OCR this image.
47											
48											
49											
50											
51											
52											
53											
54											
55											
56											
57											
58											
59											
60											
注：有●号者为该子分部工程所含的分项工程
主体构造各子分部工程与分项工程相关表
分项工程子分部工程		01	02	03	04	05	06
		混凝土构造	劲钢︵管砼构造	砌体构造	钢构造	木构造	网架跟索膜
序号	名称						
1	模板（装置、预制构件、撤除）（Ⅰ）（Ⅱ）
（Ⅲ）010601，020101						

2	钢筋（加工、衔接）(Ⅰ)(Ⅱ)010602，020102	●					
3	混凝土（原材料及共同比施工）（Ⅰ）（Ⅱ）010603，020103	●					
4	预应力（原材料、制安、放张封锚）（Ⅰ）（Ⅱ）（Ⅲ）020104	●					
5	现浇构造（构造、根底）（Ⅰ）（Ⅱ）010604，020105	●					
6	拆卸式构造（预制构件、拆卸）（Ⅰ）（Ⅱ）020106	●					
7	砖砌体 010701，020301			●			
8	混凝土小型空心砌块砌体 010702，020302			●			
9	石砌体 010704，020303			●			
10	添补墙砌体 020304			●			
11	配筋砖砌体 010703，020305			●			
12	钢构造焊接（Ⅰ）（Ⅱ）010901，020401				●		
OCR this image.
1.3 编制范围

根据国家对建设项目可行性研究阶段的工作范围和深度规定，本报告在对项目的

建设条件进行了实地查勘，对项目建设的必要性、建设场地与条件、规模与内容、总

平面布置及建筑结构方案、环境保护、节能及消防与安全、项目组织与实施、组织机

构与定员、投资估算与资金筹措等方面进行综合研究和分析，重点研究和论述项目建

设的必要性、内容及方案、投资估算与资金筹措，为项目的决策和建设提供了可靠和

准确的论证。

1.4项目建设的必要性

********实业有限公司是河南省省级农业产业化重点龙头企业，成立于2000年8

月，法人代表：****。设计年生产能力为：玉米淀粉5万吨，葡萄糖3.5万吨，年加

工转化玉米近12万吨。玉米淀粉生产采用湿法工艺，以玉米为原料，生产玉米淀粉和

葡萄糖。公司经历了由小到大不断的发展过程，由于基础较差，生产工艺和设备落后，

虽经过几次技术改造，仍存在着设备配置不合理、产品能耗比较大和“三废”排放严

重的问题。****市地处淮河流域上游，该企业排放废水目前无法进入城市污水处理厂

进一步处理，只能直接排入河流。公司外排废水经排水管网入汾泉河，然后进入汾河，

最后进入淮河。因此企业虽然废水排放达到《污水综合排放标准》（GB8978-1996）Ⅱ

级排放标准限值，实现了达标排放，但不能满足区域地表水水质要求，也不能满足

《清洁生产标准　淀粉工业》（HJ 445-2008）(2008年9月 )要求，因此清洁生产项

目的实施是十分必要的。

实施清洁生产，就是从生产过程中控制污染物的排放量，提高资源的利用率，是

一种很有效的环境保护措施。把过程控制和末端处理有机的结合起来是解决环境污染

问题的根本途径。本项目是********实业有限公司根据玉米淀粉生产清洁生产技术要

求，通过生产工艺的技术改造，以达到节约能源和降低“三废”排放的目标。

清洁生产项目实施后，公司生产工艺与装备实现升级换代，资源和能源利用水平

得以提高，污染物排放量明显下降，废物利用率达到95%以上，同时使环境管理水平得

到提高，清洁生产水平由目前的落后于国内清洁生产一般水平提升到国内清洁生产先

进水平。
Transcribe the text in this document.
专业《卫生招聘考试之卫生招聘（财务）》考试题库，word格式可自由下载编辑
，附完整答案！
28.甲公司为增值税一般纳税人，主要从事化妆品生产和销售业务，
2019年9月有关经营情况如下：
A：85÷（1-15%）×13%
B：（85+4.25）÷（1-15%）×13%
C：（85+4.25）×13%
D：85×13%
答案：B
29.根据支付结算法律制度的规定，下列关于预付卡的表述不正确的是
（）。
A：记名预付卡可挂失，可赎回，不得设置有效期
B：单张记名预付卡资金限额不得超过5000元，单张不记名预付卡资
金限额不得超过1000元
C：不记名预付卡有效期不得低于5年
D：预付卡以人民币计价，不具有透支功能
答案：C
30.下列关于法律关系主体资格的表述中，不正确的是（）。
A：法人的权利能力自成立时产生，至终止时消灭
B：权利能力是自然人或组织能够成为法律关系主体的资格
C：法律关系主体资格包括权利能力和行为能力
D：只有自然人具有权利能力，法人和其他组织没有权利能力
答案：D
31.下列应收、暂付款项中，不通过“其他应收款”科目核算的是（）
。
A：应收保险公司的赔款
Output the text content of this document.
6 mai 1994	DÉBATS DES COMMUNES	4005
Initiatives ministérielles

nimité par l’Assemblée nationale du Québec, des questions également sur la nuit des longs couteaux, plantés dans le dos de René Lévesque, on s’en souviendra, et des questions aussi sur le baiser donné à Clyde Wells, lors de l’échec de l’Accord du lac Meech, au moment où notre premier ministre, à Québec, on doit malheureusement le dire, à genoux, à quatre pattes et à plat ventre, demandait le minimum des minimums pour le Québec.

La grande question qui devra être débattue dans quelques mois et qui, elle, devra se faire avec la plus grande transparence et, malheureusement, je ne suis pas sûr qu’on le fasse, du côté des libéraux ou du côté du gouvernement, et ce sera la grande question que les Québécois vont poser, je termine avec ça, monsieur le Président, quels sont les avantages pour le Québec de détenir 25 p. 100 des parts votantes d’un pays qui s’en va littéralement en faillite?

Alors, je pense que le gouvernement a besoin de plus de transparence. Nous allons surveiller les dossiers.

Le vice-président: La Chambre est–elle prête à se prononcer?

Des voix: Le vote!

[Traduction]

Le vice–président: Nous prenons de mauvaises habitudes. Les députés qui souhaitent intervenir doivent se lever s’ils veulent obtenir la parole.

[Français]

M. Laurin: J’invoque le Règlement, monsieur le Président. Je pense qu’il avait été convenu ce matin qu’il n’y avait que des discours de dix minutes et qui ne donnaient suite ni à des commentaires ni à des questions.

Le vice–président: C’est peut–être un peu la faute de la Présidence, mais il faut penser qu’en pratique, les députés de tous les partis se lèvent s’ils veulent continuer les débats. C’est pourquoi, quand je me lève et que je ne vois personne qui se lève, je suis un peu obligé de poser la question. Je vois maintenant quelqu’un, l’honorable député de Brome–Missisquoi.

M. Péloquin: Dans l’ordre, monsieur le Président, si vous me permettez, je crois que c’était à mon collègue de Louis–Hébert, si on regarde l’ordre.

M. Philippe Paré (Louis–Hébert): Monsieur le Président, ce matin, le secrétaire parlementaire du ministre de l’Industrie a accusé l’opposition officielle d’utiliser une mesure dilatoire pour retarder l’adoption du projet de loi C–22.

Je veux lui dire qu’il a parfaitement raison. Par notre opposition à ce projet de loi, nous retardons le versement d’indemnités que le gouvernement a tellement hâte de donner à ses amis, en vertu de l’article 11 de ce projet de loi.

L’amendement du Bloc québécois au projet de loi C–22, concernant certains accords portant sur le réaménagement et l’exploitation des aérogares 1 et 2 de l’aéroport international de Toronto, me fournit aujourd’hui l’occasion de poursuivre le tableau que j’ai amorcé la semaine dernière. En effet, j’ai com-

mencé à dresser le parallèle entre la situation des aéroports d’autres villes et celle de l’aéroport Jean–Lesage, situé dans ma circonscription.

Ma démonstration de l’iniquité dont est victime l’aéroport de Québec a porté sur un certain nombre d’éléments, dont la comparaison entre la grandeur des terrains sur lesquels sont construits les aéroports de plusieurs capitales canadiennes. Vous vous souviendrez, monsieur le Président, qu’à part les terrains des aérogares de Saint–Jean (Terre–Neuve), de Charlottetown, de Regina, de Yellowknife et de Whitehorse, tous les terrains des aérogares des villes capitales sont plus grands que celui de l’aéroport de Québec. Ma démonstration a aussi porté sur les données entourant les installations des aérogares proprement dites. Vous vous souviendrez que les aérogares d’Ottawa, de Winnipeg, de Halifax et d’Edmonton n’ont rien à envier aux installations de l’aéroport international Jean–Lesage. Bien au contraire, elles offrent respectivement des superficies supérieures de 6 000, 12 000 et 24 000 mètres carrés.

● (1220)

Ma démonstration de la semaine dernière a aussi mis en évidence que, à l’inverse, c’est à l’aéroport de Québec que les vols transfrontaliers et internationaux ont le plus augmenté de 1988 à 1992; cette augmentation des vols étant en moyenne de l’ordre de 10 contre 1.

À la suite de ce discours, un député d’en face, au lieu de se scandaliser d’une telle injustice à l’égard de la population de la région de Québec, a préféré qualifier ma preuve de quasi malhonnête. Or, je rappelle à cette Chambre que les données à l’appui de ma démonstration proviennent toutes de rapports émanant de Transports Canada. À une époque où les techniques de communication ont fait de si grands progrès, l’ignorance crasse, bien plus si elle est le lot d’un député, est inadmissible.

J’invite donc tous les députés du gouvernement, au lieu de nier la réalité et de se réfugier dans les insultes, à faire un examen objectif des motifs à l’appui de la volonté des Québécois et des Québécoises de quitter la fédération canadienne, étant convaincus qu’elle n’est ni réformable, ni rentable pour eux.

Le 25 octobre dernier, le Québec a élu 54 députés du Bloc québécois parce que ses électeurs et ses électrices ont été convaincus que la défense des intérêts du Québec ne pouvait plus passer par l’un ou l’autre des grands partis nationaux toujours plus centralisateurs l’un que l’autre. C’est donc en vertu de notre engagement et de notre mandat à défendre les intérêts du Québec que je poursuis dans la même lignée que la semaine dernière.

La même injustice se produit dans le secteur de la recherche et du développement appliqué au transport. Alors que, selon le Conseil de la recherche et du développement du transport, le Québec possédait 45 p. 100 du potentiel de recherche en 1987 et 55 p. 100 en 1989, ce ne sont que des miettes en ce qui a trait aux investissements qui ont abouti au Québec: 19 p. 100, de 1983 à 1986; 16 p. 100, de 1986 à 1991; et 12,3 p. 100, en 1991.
--
Instructions for the task: Among the records above, how many lines carry the string "Louis"? Reply with the number alone.

Completed task: 2